• _Task to complete_:
The response should hold each line from the entries below where "left" is found.

(Stored items)
>>>

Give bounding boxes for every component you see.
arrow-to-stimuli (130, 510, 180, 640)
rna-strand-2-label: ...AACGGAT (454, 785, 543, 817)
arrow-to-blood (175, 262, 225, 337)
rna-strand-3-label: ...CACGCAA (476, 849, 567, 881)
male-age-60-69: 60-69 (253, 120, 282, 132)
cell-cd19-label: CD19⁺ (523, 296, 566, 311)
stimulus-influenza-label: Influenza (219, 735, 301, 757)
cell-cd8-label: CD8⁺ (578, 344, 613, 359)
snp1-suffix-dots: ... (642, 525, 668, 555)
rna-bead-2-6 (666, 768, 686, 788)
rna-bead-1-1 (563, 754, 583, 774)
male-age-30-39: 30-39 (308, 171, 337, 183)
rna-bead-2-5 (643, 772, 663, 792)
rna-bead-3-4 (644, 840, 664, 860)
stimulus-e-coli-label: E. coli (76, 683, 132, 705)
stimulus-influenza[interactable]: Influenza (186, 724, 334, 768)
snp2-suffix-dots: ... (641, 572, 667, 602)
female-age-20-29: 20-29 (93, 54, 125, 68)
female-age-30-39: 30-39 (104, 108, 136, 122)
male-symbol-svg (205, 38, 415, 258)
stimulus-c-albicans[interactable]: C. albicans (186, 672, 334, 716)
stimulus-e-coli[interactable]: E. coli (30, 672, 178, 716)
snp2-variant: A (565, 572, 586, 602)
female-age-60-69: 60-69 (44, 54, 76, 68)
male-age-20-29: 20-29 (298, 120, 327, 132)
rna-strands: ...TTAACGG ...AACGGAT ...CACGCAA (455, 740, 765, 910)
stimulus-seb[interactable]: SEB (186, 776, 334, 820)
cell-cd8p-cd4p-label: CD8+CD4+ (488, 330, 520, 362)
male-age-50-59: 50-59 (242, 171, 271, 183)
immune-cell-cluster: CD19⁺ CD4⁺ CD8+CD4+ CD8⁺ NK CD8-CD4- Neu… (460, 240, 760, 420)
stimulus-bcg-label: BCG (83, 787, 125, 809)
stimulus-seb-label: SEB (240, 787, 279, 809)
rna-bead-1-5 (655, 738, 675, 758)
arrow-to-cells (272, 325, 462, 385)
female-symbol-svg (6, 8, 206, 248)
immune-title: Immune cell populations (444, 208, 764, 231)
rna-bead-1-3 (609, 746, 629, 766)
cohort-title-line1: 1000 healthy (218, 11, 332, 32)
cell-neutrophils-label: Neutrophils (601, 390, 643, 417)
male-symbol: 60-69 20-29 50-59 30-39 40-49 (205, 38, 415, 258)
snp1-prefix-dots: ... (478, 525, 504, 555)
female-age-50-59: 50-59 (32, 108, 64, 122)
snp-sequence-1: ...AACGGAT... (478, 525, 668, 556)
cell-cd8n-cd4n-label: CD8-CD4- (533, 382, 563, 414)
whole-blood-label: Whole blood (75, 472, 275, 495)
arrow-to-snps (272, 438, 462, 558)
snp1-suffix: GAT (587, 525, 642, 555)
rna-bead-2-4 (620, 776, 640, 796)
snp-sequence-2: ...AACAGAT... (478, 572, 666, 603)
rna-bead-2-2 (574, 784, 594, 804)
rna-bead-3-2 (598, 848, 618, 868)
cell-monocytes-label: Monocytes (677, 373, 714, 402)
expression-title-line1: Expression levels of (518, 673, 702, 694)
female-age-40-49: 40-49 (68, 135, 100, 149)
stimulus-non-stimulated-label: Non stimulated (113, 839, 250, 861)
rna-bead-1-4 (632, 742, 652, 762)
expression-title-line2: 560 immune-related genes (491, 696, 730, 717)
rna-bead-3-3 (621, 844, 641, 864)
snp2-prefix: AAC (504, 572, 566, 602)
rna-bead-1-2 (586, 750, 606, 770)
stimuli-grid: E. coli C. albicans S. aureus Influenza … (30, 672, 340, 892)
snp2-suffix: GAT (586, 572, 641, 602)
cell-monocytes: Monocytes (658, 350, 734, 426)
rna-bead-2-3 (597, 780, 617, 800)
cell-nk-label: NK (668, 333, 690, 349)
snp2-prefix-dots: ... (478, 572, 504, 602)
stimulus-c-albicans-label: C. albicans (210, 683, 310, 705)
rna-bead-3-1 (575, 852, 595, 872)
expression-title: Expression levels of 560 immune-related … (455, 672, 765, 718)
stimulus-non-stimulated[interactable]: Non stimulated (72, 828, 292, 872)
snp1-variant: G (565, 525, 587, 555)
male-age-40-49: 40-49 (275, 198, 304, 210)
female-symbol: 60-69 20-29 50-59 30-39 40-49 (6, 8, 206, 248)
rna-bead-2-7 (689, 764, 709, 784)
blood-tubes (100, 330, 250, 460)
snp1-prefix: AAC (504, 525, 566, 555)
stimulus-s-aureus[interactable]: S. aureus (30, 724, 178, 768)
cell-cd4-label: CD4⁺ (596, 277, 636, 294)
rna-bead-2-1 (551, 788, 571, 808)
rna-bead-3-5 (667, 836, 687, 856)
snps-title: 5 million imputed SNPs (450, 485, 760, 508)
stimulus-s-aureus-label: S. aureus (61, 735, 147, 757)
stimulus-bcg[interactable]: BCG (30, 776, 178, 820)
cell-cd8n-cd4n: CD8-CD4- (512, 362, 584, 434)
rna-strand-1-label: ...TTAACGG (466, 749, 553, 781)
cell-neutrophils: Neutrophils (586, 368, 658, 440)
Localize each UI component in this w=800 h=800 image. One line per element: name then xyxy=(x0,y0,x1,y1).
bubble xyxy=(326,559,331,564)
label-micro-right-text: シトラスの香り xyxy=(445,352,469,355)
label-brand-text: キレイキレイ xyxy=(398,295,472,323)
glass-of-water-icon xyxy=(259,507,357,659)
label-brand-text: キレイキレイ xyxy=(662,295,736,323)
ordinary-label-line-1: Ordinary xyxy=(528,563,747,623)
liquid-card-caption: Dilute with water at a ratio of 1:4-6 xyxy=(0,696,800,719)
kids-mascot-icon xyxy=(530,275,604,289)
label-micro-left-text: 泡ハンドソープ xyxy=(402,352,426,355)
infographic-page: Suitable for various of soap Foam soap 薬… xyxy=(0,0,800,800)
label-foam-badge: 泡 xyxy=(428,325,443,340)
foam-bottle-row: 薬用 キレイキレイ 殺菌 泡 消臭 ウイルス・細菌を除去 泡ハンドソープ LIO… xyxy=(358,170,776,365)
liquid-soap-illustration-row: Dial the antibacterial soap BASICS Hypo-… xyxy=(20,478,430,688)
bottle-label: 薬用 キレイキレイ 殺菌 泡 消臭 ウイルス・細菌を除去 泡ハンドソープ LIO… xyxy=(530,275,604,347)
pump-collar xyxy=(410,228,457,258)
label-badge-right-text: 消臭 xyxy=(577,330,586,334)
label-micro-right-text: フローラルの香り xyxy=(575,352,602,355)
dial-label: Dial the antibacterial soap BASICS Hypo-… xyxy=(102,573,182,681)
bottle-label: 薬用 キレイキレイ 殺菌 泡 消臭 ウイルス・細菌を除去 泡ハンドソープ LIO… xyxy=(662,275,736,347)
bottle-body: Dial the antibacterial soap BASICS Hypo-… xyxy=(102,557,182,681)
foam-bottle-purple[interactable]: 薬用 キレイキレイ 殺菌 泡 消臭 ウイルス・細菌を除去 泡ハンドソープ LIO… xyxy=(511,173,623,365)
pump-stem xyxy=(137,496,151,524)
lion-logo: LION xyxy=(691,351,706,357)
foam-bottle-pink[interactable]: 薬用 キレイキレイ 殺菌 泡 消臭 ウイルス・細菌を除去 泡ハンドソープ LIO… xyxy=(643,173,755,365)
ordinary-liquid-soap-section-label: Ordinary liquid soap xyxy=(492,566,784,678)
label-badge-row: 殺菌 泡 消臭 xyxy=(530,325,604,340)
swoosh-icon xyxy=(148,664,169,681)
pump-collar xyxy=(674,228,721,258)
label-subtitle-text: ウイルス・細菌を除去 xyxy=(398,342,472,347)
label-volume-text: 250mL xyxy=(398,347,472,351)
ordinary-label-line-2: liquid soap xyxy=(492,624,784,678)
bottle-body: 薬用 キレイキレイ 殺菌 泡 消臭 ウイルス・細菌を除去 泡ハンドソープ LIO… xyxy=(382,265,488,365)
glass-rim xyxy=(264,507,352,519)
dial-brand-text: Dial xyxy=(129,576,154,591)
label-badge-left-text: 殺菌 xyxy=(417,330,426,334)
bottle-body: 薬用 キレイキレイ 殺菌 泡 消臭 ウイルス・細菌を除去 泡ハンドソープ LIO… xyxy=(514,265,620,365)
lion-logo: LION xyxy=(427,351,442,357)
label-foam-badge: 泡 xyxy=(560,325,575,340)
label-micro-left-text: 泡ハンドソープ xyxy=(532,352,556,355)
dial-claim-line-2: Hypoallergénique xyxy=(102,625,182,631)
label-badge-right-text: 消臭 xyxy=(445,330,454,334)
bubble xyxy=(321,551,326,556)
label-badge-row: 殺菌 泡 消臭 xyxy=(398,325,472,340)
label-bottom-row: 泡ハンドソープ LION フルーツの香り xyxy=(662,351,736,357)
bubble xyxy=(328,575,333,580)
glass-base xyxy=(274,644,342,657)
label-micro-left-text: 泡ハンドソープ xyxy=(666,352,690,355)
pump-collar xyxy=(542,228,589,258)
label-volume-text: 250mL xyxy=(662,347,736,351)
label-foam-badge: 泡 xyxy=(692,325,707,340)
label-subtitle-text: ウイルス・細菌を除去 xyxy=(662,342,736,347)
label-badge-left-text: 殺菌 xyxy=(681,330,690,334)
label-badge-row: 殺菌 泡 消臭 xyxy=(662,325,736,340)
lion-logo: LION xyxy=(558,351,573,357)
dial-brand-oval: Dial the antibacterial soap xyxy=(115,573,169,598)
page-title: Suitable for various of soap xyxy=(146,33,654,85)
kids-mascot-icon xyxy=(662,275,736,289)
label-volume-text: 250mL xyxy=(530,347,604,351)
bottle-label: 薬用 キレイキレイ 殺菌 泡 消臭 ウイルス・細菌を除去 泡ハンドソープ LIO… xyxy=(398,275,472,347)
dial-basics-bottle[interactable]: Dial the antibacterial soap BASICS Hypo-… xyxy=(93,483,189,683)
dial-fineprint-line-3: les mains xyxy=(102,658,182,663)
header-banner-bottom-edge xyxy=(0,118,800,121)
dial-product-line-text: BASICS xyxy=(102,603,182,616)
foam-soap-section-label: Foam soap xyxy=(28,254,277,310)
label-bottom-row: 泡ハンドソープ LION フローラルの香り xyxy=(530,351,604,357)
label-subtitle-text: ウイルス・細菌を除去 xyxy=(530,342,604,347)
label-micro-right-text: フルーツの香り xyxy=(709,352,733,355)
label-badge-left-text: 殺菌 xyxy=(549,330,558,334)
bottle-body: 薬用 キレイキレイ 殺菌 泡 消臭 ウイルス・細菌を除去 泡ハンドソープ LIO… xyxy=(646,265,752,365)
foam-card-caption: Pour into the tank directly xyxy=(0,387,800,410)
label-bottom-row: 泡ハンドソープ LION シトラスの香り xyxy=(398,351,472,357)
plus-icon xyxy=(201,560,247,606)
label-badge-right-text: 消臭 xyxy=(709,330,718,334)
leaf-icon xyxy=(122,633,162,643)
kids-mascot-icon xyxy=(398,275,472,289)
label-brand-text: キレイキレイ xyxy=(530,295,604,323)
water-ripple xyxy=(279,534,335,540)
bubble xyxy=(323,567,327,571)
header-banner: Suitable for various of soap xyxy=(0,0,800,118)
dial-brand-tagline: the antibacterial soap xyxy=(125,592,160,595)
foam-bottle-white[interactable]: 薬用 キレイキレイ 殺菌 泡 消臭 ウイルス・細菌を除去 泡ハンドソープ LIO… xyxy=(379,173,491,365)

<<<

• _Completed task_:
label-micro-left-text: 泡ハンドソープ xyxy=(402,352,426,355)
label-badge-left-text: 殺菌 xyxy=(417,330,426,334)
label-micro-left-text: 泡ハンドソープ xyxy=(532,352,556,355)
label-micro-left-text: 泡ハンドソープ xyxy=(666,352,690,355)
label-badge-left-text: 殺菌 xyxy=(681,330,690,334)
label-badge-left-text: 殺菌 xyxy=(549,330,558,334)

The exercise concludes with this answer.